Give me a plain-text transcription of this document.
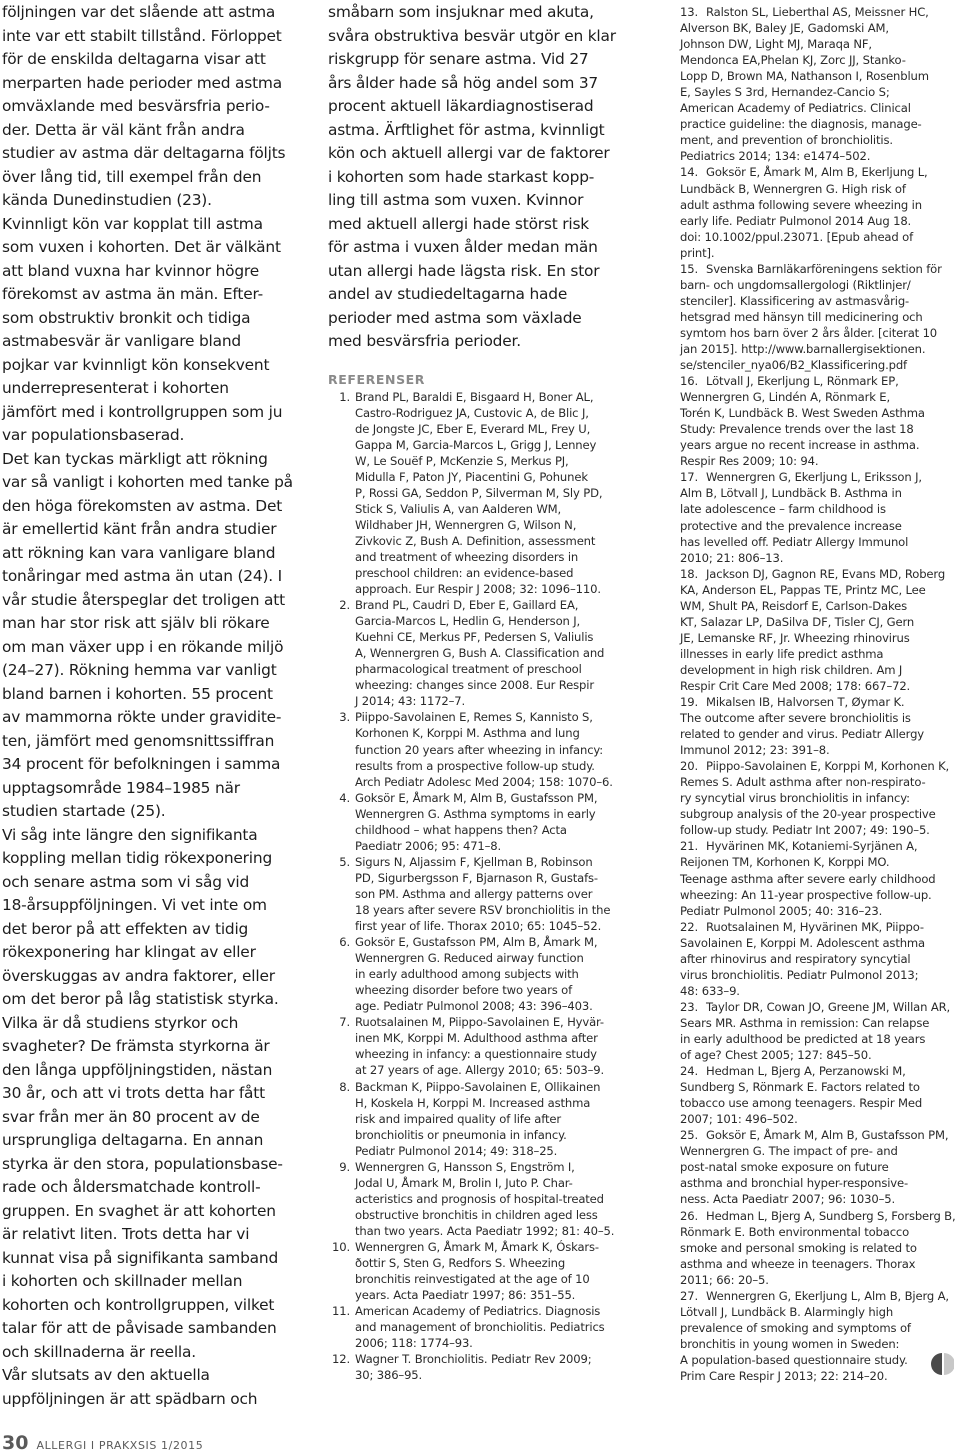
följningen var det slående att astma
inte var ett stabilt tillstånd. Förloppet
för de enskilda deltagarna visar att
merparten hade perioder med astma
omväxlande med besvärsfria perio-
der. Detta är väl känt från andra
studier av astma där deltagarna följts
över lång tid, till exempel från den
kända Dunedinstudien (23).
Kvinnligt kön var kopplat till astma
som vuxen i kohorten. Det är välkänt
att bland vuxna har kvinnor högre
förekomst av astma än män. Efter-
som obstruktiv bronkit och tidiga
astmabesvär är vanligare bland
pojkar var kvinnligt kön konsekvent
underrepresenterat i kohorten
jämfört med i kontrollgruppen som ju
var populationsbaserad.
Det kan tyckas märkligt att rökning
var så vanligt i kohorten med tanke på
den höga förekomsten av astma. Det
är emellertid känt från andra studier
att rökning kan vara vanligare bland
tonåringar med astma än utan (24). I
vår studie återspeglar det troligen att
man har stor risk att själv bli rökare
om man växer upp i en rökande miljö
(24–27). Rökning hemma var vanligt
bland barnen i kohorten. 55 procent
av mammorna rökte under gravidite-
ten, jämfört med genomsnittssiffran
34 procent för befolkningen i samma
upptagsområde 1984–1985 när
studien startade (25).
Vi såg inte längre den signifikanta
koppling mellan tidig rökexponering
och senare astma som vi såg vid
18-årsuppföljningen. Vi vet inte om
det beror på att effekten av tidig
rökexponering har klingat av eller
överskuggas av andra faktorer, eller
om det beror på låg statistisk styrka.
Vilka är då studiens styrkor och
svagheter? De främsta styrkorna är
den långa uppföljningstiden, nästan
30 år, och att vi trots detta har fått
svar från mer än 80 procent av de
ursprungliga deltagarna. En annan
styrka är den stora, populationsbase-
rade och åldersmatchade kontroll-
gruppen. En svaghet är att kohorten
är relativt liten. Trots detta har vi
kunnat visa på signifikanta samband
i kohorten och skillnader mellan
kohorten och kontrollgruppen, vilket
talar för att de påvisade sambanden
och skillnaderna är reella.
Vår slutsats av den aktuella
uppföljningen är att spädbarn och
småbarn som insjuknar med akuta,
svåra obstruktiva besvär utgör en klar
riskgrupp för senare astma. Vid 27
års ålder hade så hög andel som 37
procent aktuell läkardiagnostiserad
astma. Ärftlighet för astma, kvinnligt
kön och aktuell allergi var de faktorer
i kohorten som hade starkast kopp-
ling till astma som vuxen. Kvinnor
med aktuell allergi hade störst risk
för astma i vuxen ålder medan män
utan allergi hade lägsta risk. En stor
andel av studiedeltagarna hade
perioder med astma som växlade
med besvärsfria perioder.
REFERENSER
1. Brand PL, Baraldi E, Bisgaard H, Boner AL,
Castro-Rodriguez JA, Custovic A, de Blic J,
de Jongste JC, Eber E, Everard ML, Frey U,
Gappa M, Garcia-Marcos L, Grigg J, Lenney
W, Le Souëf P, McKenzie S, Merkus PJ,
Midulla F, Paton JY, Piacentini G, Pohunek
P, Rossi GA, Seddon P, Silverman M, Sly PD,
Stick S, Valiulis A, van Aalderen WM,
Wildhaber JH, Wennergren G, Wilson N,
Zivkovic Z, Bush A. Definition, assessment
and treatment of wheezing disorders in
preschool children: an evidence-based
approach. Eur Respir J 2008; 32: 1096–110.
2. Brand PL, Caudri D, Eber E, Gaillard EA,
Garcia-Marcos L, Hedlin G, Henderson J,
Kuehni CE, Merkus PF, Pedersen S, Valiulis
A, Wennergren G, Bush A. Classification and
pharmacological treatment of preschool
wheezing: changes since 2008. Eur Respir
J 2014; 43: 1172–7.
3. Piippo-Savolainen E, Remes S, Kannisto S,
Korhonen K, Korppi M. Asthma and lung
function 20 years after wheezing in infancy:
results from a prospective follow-up study.
Arch Pediatr Adolesc Med 2004; 158: 1070–6.
4. Goksör E, Åmark M, Alm B, Gustafsson PM,
Wennergren G. Asthma symptoms in early
childhood – what happens then? Acta
Paediatr 2006; 95: 471–8.
5. Sigurs N, Aljassim F, Kjellman B, Robinson
PD, Sigurbergsson F, Bjarnason R, Gustafs-
son PM. Asthma and allergy patterns over
18 years after severe RSV bronchiolitis in the
first year of life. Thorax 2010; 65: 1045–52.
6. Goksör E, Gustafsson PM, Alm B, Åmark M,
Wennergren G. Reduced airway function
in early adulthood among subjects with
wheezing disorder before two years of
age. Pediatr Pulmonol 2008; 43: 396–403.
7. Ruotsalainen M, Piippo-Savolainen E, Hyvär-
inen MK, Korppi M. Adulthood asthma after
wheezing in infancy: a questionnaire study
at 27 years of age. Allergy 2010; 65: 503–9.
8. Backman K, Piippo-Savolainen E, Ollikainen
H, Koskela H, Korppi M. Increased asthma
risk and impaired quality of life after
bronchiolitis or pneumonia in infancy.
Pediatr Pulmonol 2014; 49: 318–25.
9. Wennergren G, Hansson S, Engström I,
Jodal U, Åmark M, Brolin I, Juto P. Char-
acteristics and prognosis of hospital-treated
obstructive bronchitis in children aged less
than two years. Acta Paediatr 1992; 81: 40–5.
10. Wennergren G, Åmark M, Åmark K, Óskars-
ðottir S, Sten G, Redfors S. Wheezing
bronchitis reinvestigated at the age of 10
years. Acta Paediatr 1997; 86: 351–55.
11. American Academy of Pediatrics. Diagnosis
and management of bronchiolitis. Pediatrics
2006; 118: 1774–93.
12. Wagner T. Bronchiolitis. Pediatr Rev 2009;
30; 386–95.
13. Ralston SL, Lieberthal AS, Meissner HC,
Alverson BK, Baley JE, Gadomski AM,
Johnson DW, Light MJ, Maraqa NF,
Mendonca EA,Phelan KJ, Zorc JJ, Stanko-
Lopp D, Brown MA, Nathanson I, Rosenblum
E, Sayles S 3rd, Hernandez-Cancio S;
American Academy of Pediatrics. Clinical
practice guideline: the diagnosis, manage-
ment, and prevention of bronchiolitis.
Pediatrics 2014; 134: e1474–502.
14. Goksör E, Åmark M, Alm B, Ekerljung L,
Lundbäck B, Wennergren G. High risk of
adult asthma following severe wheezing in
early life. Pediatr Pulmonol 2014 Aug 18.
doi: 10.1002/ppul.23071. [Epub ahead of
print].
15. Svenska Barnläkarföreningens sektion för
barn- och ungdomsallergologi (Riktlinjer/
stenciler]. Klassificering av astmasvårig-
hetsgrad med hänsyn till medicinering och
symtom hos barn över 2 års ålder. [citerat 10
jan 2015]. http://www.barnallergisektionen.
se/stenciler_nya06/B2_Klassificering.pdf
16. Lötvall J, Ekerljung L, Rönmark EP,
Wennergren G, Lindén A, Rönmark E,
Torén K, Lundbäck B. West Sweden Asthma
Study: Prevalence trends over the last 18
years argue no recent increase in asthma.
Respir Res 2009; 10: 94.
17. Wennergren G, Ekerljung L, Eriksson J,
Alm B, Lötvall J, Lundbäck B. Asthma in
late adolescence – farm childhood is
protective and the prevalence increase
has levelled off. Pediatr Allergy Immunol
2010; 21: 806–13.
18. Jackson DJ, Gagnon RE, Evans MD, Roberg
KA, Anderson EL, Pappas TE, Printz MC, Lee
WM, Shult PA, Reisdorf E, Carlson-Dakes
KT, Salazar LP, DaSilva DF, Tisler CJ, Gern
JE, Lemanske RF, Jr. Wheezing rhinovirus
illnesses in early life predict asthma
development in high risk children. Am J
Respir Crit Care Med 2008; 178: 667–72.
19. Mikalsen IB, Halvorsen T, Øymar K.
The outcome after severe bronchiolitis is
related to gender and virus. Pediatr Allergy
Immunol 2012; 23: 391–8.
20. Piippo-Savolainen E, Korppi M, Korhonen K,
Remes S. Adult asthma after non-respirato-
ry syncytial virus bronchiolitis in infancy:
subgroup analysis of the 20-year prospective
follow-up study. Pediatr Int 2007; 49: 190–5.
21. Hyvärinen MK, Kotaniemi-Syrjänen A,
Reijonen TM, Korhonen K, Korppi MO.
Teenage asthma after severe early childhood
wheezing: An 11-year prospective follow-up.
Pediatr Pulmonol 2005; 40: 316–23.
22. Ruotsalainen M, Hyvärinen MK, Piippo-
Savolainen E, Korppi M. Adolescent asthma
after rhinovirus and respiratory syncytial
virus bronchiolitis. Pediatr Pulmonol 2013;
48: 633–9.
23. Taylor DR, Cowan JO, Greene JM, Willan AR,
Sears MR. Asthma in remission: Can relapse
in early adulthood be predicted at 18 years
of age? Chest 2005; 127: 845–50.
24. Hedman L, Bjerg A, Perzanowski M,
Sundberg S, Rönmark E. Factors related to
tobacco use among teenagers. Respir Med
2007; 101: 496–502.
25. Goksör E, Åmark M, Alm B, Gustafsson PM,
Wennergren G. The impact of pre- and
post-natal smoke exposure on future
asthma and bronchial hyper-responsive-
ness. Acta Paediatr 2007; 96: 1030–5.
26. Hedman L, Bjerg A, Sundberg S, Forsberg B,
Rönmark E. Both environmental tobacco
smoke and personal smoking is related to
asthma and wheeze in teenagers. Thorax
2011; 66: 20–5.
27. Wennergren G, Ekerljung L, Alm B, Bjerg A,
Lötvall J, Lundbäck B. Alarmingly high
prevalence of smoking and symptoms of
bronchitis in young women in Sweden:
A population-based questionnaire study.
Prim Care Respir J 2013; 22: 214–20.
30 ALLERGI I PRAKXSIS 1/2015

_Work request_: Tally the lines of the data that contain the word "Care", and give only that tally.

_Response area_: 2